## Esercizio A
Puoi riscrivere il testo su Leys a partire da "Negli anni, forse" e proseguendo fino a "falso dall’autentico, all’infinito.", sostituendo "Hugo" con "Balzac"?
## Esercizio B
Come andrebbe avanti il testo su Leys dopo l'ultima frase riportata? Scrivi tu il seguito.

## Testo estratto
----------

Questa raccolta è un autoritratto plurimo: tutte le facce del proteiforme Leys/Rickmans vi sono rappresentate: il sinologo umanista, il traduttore e teorico della traduzione, il critico militante. Come Pessoa, Ryckmans sa di essere multiplo. Poeta che si dissimula sotto vesti di traduttore, sembra ritenere che fintantoché le cose che si vogliono scrivere son già state scritte, esse vanno tradotte, elucidate: si può scrivere solo quando non si trova da nessuna parte già enunciato quel che si vuole dire15.
Alla sintesi elegante del primo saggio, segue un’omaggio a Segalen; il suo modello (dal cui capolavoro, René Leys, come già visto, ha tratto il proprio pseudonimo16). A questo fanno pendant gli interventi “corsari”, le stroncature sacrosante ed esilaranti dei falsi maestri cui in poche frasi riduce il pulpito in trespolo. Rètore persuaso, il suo tono è vibrante. Schiva il ruolo di maestro, come Lu Xun – che di pseudonimi ne ebbe centoventi – gioca con l’identità. Insegue la trasparenza: il traduttore è per lui ‘l’uomo invisibile’. Quest’ideale riecheggia l’idea di prosa di Orwell, un’altro dei suoi autori17: una finestra dai vetri tersi.
Negli anni, forse grazie all’isolamento australiano, Ryckmans si trovò a rappresentare la vecchia Europa. Affiora allora un altro Leys, il saggista letterario che torna sui classici così noti da essere sepolti dall’indifferenza: Protée et autres essais18 è incentrato soprattutto sulla sfuggente figura di Gide; il saggio che lo riguarda e che dà il titolo al libro è forse uno specchio indiretto del nostro proteiforme autore. Gli altri sono altrettanti inviti a scoprire Hugo, Cervantes, etc.: torna il leitmotiv che ciò che crediamo arcinoto è ignoto, che l’Evidenza maschera, nasconde, cancella. Si tratta di ripristinare la freschezza del primo sguardo, quello del bambino di Andersen, il solo a vedere il re per come è: nudo. Così il connaisseur torna a ‘riconoscere’ il falso dall’autentico, all’infinito.
NOTE
1 Capace, ci ricorda Leys nel suo commento a Confucio, anche di abilità tecniche, di usare le armi, di condurre il carro, di progettare opere pubbliche e amministrare la giustizia.
2 Del 1971. Questo libro venne tradotto in italiano nel 1977 dalle Edizioni Antistato, ma ebbe scarsa circolazione. Ombre cinesi uscì nel ’80 nella collana “1984” della Sugarco.

----------

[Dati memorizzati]
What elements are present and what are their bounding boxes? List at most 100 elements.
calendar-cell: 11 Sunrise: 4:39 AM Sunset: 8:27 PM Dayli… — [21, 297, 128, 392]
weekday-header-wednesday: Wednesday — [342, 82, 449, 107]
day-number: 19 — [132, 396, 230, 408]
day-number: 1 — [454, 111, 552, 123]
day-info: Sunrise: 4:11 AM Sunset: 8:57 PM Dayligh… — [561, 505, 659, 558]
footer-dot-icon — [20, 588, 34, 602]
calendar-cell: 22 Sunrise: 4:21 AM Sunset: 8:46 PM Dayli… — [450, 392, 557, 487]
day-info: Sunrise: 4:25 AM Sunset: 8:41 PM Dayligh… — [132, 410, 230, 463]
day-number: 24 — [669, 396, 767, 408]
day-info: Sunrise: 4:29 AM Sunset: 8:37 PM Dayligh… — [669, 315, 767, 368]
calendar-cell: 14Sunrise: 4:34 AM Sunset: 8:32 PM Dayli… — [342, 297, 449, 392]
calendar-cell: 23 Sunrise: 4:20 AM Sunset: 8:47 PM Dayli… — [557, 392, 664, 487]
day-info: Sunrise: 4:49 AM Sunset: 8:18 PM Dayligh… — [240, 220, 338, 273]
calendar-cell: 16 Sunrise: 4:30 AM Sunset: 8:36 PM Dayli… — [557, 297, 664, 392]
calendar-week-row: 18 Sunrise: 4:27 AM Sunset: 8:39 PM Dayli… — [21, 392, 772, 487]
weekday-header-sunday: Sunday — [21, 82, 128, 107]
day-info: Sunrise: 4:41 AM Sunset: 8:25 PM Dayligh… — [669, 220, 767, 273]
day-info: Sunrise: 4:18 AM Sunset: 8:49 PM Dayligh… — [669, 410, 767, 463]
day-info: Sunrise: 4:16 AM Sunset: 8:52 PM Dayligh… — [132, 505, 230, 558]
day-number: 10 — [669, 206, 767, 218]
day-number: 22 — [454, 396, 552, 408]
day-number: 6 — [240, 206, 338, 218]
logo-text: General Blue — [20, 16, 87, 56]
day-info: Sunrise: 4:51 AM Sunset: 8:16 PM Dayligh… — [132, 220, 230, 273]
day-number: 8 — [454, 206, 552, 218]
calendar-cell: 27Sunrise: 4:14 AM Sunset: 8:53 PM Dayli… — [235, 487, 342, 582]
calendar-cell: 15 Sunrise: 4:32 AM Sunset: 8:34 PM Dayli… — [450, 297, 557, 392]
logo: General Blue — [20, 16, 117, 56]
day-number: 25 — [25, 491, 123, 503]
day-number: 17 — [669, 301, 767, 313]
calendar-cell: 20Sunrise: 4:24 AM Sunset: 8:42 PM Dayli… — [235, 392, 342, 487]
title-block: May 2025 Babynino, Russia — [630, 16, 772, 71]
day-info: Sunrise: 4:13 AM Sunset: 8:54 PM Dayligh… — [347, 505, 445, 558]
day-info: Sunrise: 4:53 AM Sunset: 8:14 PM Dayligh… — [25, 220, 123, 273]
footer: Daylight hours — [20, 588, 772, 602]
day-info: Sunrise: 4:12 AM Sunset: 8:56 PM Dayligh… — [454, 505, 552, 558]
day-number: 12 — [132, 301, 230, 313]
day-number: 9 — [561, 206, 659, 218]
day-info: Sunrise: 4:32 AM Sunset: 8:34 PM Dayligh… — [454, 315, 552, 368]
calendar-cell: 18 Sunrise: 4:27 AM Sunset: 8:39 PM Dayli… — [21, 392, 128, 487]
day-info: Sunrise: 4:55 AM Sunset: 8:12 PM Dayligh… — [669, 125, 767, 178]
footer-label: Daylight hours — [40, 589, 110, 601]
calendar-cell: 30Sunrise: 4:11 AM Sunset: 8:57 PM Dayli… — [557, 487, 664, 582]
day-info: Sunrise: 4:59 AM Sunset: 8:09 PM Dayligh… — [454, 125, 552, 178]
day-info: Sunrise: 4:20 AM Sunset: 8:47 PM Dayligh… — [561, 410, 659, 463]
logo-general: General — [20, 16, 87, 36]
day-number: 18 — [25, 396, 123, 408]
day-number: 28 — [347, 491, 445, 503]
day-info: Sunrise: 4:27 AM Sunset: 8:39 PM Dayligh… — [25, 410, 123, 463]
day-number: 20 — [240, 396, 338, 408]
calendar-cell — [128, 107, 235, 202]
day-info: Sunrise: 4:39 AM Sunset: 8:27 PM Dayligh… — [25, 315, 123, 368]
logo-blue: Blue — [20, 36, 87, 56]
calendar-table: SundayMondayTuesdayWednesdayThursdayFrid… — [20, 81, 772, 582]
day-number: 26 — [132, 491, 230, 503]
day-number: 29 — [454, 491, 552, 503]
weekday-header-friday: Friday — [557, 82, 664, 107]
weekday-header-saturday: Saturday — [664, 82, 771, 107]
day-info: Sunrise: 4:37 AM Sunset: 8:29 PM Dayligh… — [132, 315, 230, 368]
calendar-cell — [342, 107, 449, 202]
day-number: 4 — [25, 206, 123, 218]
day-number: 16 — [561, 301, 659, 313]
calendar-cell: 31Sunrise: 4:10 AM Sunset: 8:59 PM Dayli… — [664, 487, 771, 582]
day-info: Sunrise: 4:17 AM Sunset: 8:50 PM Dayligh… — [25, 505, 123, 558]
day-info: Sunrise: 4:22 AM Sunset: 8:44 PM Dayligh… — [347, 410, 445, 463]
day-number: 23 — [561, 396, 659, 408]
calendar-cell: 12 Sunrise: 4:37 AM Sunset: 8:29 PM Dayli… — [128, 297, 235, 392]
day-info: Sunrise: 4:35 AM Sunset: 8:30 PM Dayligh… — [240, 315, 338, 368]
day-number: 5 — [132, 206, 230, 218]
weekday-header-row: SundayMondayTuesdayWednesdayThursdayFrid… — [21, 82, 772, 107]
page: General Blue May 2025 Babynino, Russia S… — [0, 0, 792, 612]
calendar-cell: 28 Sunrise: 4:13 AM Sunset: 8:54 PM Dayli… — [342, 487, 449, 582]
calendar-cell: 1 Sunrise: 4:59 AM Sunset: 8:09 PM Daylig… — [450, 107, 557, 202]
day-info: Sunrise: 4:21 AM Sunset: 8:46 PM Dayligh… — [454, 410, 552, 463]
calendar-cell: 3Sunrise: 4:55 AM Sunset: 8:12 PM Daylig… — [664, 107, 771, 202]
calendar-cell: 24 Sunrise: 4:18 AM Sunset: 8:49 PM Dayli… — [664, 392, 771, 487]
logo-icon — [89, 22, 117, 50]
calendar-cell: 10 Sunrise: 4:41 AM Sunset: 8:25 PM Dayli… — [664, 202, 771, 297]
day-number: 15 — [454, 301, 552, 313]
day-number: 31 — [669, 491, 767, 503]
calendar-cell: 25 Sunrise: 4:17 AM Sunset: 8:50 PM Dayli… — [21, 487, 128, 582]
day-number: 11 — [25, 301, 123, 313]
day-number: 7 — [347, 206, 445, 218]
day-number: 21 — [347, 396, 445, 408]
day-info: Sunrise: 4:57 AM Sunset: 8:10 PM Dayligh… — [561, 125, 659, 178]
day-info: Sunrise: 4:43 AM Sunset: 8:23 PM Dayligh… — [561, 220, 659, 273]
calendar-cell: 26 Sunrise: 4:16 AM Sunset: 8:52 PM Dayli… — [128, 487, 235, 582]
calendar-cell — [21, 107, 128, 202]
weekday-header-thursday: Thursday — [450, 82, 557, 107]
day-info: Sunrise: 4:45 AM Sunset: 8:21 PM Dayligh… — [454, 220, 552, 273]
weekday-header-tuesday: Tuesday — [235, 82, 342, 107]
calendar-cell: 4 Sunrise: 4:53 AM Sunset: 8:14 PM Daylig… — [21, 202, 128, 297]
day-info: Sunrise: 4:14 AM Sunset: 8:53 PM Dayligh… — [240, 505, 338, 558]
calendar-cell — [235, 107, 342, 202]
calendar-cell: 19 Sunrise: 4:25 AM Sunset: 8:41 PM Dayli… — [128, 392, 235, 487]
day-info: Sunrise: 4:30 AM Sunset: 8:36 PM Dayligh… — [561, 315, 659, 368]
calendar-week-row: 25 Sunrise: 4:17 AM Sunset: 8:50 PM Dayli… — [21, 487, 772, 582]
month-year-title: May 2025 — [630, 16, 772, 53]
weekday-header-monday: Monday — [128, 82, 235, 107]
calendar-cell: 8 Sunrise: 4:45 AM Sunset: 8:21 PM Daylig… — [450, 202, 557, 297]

----------

## Soluzione A
Negli anni, forse grazie all’isolamento australiano, Ryckmans si trovò a rappresentare la vecchia Europa. Affiora allora un altro Leys, il saggista letterario che torna sui classici così noti da essere sepolti dall’indifferenza: Protée et autres essais18 è incentrato soprattutto sulla sfuggente figura di Gide; il saggio che lo riguarda e che dà il titolo al libro è forse uno specchio indiretto del nostro proteiforme autore. Gli altri sono altrettanti inviti a scoprire Balzac, Cervantes, etc.: torna il leitmotiv che ciò che crediamo arcinoto è ignoto, che l’Evidenza maschera, nasconde, cancella. Si tratta di ripristinare la freschezza del primo sguardo, quello del bambino di Andersen, il solo a vedere il re per come è: nudo. Così il connaisseur torna a ‘riconoscere’ il falso dall’autentico, all’infinito.

## Soluzione B
3 Anche se in italiano la rima resta, viene però a mancare quel crescendo, in cui risiede tutta la sua efficacia. 4 Del prince de Ligne cf. presso Sellerio Il giardino di Beloeil e……
5 L’uomo senza qualità, trad. Anitha Rho, Einaudi, Torino 1970, p.932.
6 È appena uscita, da Quodlibet, Erbe selvatiche, nella traduzione di Edoarda Masi. Schweiller ne aveva pubblicata nel …. una di Anna Bujatti.
7 Edita da Irradiazioni nel 2002.
8 Regia di Alan Taylor.
9 Due anni a prora, ed. de Agostini
10 Pierre Ryckmans, Les “Propos sur la Peinture” de Shitao, Institut belge des hautes études chinoises, Bruxelles 1970.
11 Le origini del pensiero europeo, Adelphi, 1998.
12 Cf. Anthony Grafton, Falsari e critici. Creatività e finzione nella tradizione letteraria occidentale. (1990) Einaudi, 1996.
13 Cf. Rodney Needham, Exemplars, University of California Press, 1985, p.75 e seg.: “Psalmanaazaar, Confidence-man.” (tr. it. Casi Esemplari, La Medusa, 2002).
14 Cf. Hugh Trevor-Roper, L’eremita di Pechino, la vita nascosta di Sir Edmund Backhouse, Adelphi, 1981.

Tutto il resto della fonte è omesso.